[TRECHO SELECIONADO]

Os objetivos dos governos e dos cartéis são, em princípio, opostos: o poder público se esforça para comprar sempre pelo menor preço bens e serviços com determinadas especificações de qualidade e o cartel, ao contrário, quer vendê-los por preços superiores aos que cada empresa individualmente proporia se houvesse concorrência real. Para combater a ação dos cartéis, os governos criam órgãos de defesa da concorrência e criminalizam os conluios entre empresas independentes que se articulam com o objetivo de reduzir a concorrência em determinado setor. A cartelização é um fenômeno das economias capitalistas desde o final do século XIX e seu combate, apesar dos esforços dos Estados, é frequentemente frustrante.

Por aqui, o Sistema Brasileiro de Defesa da Concorrência, formado pela Secretaria de Direito Econômico e pelo Conselho Administrativo de Defesa Econômica (Cade), ligados ao Ministério da Justiça, e pela Secretaria de Acompanhamento Econômico, vinculada ao Ministério da Fazenda, é o encarregado desse combate. Em maio do ano passado, o Cade ganhou destaque no noticiário graças ao acordo de leniência firmado com a Siemens AG, alemã, a Siemens Ltda, sua subsidiária brasileira, e seis ex-diretores da empresa. Todos admitiram ter participado de um cartel e apresentaram evidências de acordos feitos entre as empresas da área de trens urbanos e metrôs para burlar a concorrência.

[QUESTÃO BREVE A]
Responda com base no texto sobre cartéis:
(i) Desde quando a cartelização é um fenômeno das economias capitalistas?
(ii) A qual ministério está vinculada a Secretaria de Acompanhamento Econômico?
(iii) Em que mês do ano passado o Cade ganhou destaque no noticiário?
[QUESTÃO BREVE B]
Reescreva de forma mais concisa o parágrafo do texto sobre cartéis que começa com "Os objetivos dos governos", mantendo seus fatos principais.
As entradas não têm nenhum papel nesta atividade.

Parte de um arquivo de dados
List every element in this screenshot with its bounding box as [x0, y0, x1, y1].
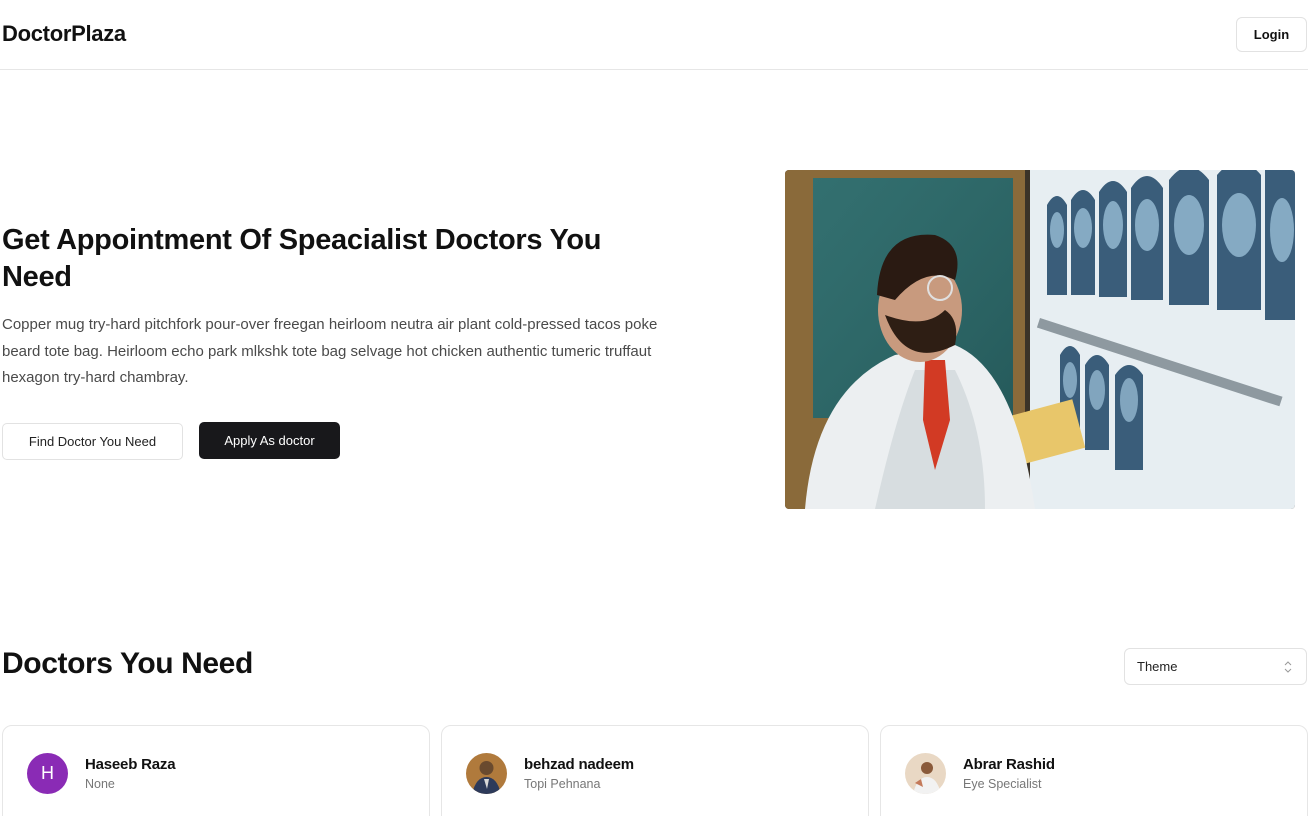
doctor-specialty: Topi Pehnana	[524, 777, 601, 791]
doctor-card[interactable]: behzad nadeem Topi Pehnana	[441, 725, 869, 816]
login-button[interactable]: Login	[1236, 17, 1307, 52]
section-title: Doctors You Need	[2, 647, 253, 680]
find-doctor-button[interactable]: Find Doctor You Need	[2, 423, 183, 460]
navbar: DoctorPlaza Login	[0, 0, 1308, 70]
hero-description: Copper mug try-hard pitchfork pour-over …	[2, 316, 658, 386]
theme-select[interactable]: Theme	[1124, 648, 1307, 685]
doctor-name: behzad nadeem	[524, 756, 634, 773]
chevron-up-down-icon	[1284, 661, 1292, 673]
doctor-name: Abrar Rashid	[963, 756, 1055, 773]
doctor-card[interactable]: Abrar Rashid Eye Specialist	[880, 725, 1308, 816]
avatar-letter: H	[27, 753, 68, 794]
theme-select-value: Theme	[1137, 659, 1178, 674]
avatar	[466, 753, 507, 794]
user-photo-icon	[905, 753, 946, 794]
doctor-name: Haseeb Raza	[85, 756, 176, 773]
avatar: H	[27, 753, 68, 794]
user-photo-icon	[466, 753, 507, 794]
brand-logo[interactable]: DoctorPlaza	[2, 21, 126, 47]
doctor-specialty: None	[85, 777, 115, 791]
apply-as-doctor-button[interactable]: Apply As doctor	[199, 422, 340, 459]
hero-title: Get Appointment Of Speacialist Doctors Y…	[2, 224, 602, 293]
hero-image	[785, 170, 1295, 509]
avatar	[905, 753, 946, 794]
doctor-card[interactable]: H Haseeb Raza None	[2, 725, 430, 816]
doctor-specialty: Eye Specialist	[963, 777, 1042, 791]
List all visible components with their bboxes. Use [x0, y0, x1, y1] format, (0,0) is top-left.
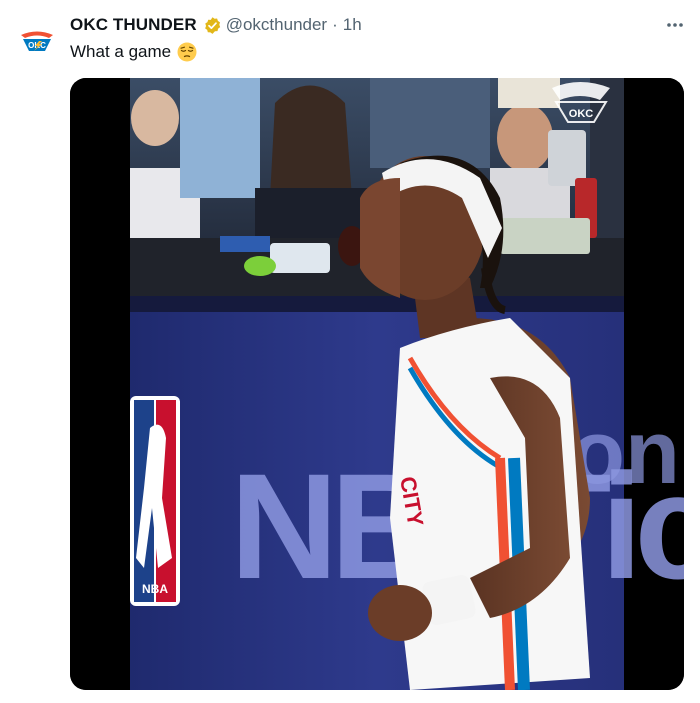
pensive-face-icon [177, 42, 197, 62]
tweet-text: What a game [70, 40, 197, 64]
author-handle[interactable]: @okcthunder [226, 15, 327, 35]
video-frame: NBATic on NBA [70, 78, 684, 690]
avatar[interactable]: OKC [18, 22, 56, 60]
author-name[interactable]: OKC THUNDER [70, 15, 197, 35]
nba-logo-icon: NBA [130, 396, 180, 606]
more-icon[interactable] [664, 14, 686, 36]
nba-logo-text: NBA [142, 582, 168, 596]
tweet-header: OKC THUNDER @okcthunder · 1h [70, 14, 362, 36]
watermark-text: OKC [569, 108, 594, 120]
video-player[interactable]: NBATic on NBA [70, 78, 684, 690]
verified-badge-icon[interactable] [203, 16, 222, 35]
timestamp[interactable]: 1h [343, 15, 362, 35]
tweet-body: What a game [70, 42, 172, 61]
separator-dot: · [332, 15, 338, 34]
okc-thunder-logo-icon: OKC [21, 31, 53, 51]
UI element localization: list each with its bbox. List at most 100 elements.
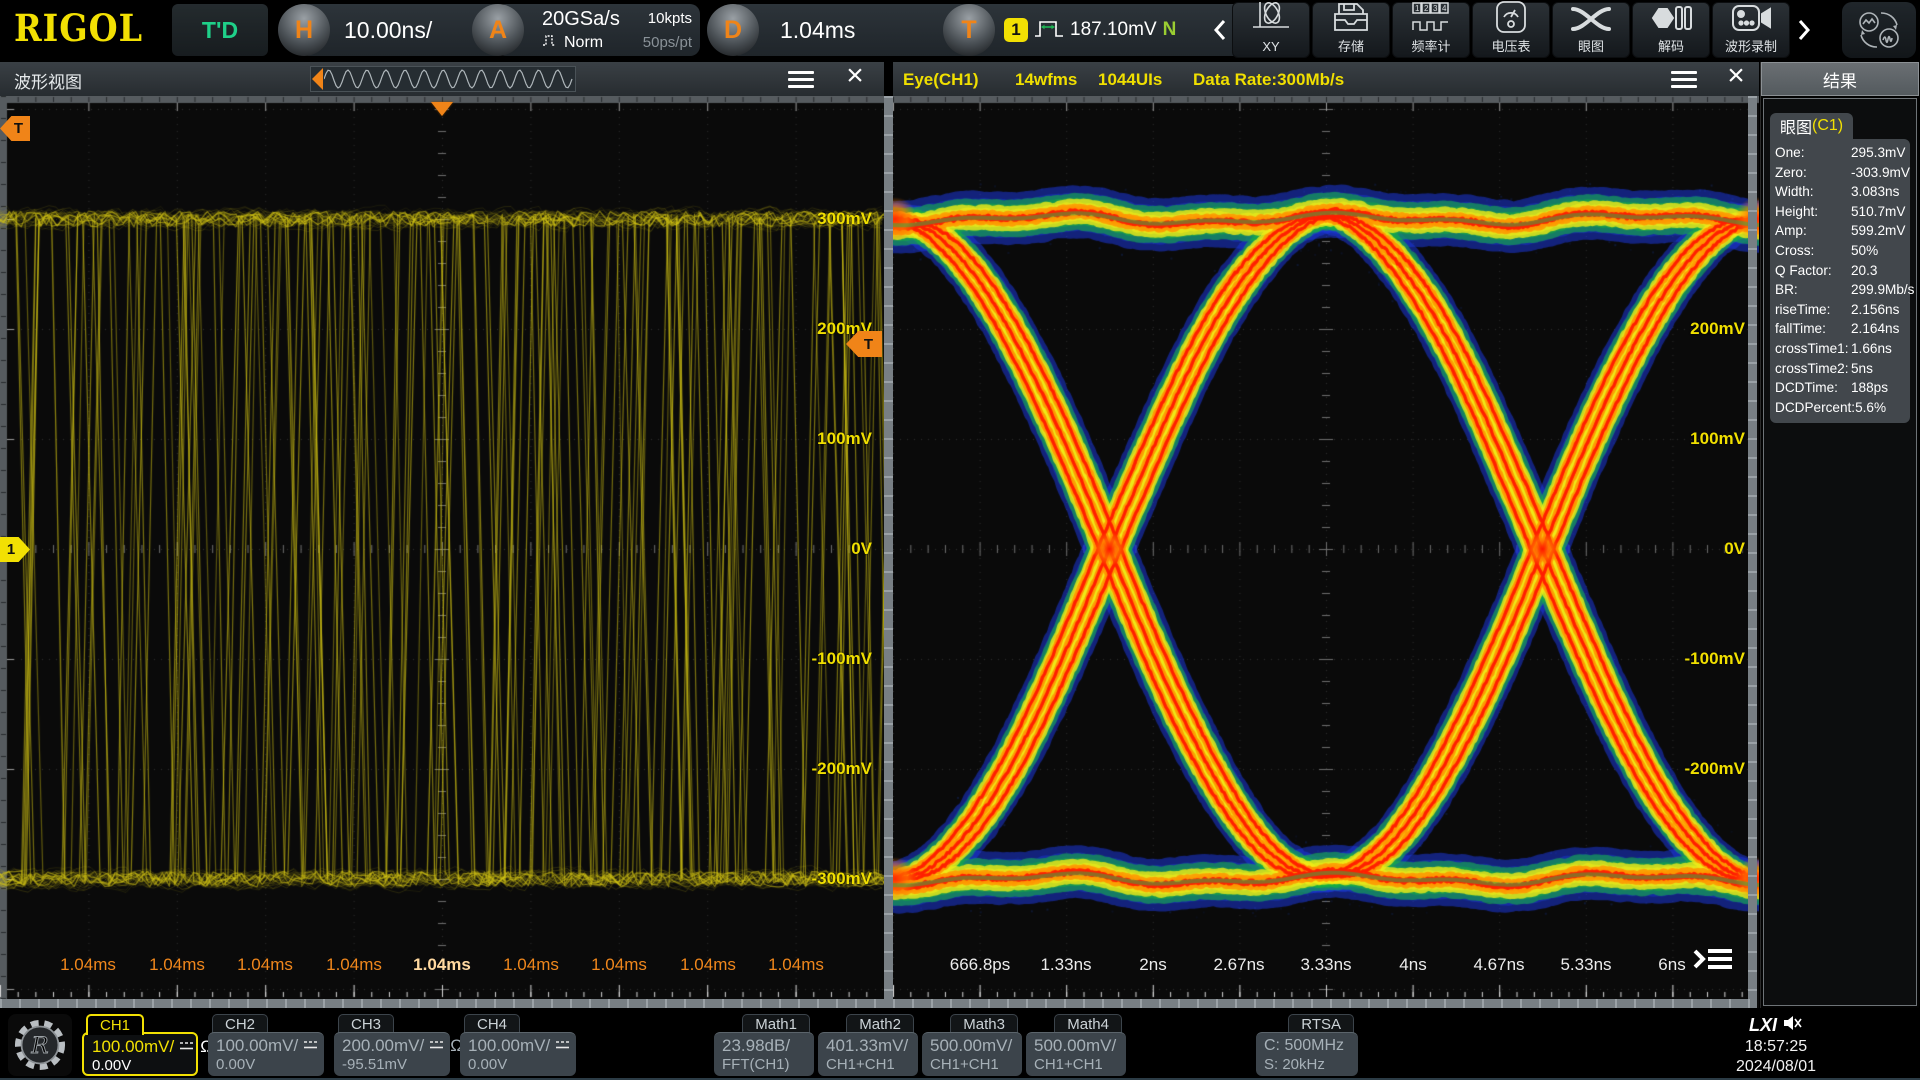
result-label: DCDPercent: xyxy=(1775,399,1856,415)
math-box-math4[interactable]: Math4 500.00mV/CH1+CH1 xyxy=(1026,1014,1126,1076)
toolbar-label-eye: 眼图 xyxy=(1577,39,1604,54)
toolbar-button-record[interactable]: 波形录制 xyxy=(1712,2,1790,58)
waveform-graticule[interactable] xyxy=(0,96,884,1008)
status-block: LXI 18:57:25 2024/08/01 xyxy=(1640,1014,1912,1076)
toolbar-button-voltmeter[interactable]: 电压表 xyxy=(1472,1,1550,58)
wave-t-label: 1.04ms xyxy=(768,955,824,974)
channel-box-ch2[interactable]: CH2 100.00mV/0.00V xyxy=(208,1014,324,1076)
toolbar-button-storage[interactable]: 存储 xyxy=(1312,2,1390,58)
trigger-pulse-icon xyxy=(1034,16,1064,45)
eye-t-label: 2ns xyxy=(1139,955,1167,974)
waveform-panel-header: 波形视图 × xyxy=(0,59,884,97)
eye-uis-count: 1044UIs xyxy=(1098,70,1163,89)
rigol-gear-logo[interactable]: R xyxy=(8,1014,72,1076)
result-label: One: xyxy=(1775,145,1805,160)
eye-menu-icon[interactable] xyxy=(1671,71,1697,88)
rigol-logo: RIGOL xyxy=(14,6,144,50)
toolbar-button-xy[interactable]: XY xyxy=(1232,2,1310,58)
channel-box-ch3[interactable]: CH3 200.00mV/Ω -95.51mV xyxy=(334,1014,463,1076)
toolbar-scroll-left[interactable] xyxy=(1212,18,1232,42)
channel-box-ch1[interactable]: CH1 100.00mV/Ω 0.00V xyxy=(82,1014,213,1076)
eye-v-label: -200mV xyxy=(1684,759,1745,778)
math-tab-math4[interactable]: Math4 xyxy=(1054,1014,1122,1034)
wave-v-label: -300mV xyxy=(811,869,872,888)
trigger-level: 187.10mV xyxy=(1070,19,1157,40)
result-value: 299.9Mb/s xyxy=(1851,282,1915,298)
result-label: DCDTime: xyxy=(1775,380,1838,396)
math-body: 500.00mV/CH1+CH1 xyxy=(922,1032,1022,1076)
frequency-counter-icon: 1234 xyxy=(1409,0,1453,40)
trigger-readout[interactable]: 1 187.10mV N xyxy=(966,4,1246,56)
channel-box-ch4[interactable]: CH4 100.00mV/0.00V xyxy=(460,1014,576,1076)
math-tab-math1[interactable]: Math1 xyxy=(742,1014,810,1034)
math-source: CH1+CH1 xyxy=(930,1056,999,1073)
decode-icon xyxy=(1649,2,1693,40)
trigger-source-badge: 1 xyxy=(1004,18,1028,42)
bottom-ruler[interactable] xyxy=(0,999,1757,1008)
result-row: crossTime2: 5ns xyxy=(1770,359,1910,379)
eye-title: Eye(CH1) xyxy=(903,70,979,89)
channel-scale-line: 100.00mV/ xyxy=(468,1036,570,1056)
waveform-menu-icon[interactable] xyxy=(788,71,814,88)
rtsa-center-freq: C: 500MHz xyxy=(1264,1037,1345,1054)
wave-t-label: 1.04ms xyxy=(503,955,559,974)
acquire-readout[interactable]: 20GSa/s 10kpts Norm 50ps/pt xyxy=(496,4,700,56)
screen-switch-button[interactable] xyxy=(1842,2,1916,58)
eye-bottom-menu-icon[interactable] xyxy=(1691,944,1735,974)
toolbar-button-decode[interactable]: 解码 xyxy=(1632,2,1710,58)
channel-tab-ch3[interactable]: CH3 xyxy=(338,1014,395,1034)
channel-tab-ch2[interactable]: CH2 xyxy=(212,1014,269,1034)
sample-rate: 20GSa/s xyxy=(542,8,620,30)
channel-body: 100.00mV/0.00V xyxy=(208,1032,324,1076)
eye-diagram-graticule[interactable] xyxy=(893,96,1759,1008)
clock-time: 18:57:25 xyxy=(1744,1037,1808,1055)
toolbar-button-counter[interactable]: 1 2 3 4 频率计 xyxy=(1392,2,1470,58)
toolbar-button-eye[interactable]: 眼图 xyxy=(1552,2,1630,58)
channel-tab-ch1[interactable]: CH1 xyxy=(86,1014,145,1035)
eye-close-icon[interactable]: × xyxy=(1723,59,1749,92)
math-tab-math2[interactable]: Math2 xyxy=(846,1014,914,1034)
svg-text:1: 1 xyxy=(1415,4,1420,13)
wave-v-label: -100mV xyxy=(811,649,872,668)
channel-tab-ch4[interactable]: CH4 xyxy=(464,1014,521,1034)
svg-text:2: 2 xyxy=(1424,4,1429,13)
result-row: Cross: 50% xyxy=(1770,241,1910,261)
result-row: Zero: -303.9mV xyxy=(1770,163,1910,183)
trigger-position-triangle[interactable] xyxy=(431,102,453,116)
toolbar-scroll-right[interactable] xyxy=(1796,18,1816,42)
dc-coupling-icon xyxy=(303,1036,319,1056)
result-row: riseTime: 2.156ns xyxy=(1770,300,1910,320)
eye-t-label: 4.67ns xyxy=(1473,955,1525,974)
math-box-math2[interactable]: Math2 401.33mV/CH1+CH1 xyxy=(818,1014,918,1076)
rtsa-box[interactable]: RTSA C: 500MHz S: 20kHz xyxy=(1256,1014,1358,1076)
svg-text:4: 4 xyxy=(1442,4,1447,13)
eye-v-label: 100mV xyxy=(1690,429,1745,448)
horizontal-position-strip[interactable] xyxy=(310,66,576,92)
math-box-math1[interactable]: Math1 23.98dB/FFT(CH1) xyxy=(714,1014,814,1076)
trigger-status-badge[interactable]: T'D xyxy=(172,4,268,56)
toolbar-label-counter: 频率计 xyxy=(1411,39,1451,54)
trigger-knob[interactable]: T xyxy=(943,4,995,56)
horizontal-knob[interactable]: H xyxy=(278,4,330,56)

[RESPOSTA CORRETA A]
(i) Desde o final do século XIX.
(ii) Ao Ministério da Fazenda.
(iii) Em maio.

[RESPOSTA CORRETA B]
Governos e cartéis têm objetivos opostos. O poder público quer comprar bens e serviços de qualidade especificada pelo menor preço. O cartel quer vendê-los acima do preço que cada empresa proporia se houvesse concorrência real. Para combater os cartéis, os governos criam órgãos de defesa da concorrência e criminalizam os conluios entre empresas que buscam reduzir a concorrência em um setor. A cartelização existe nas economias capitalistas desde o final do século XIX. Apesar dos esforços dos Estados, seu combate é frequentemente frustrante.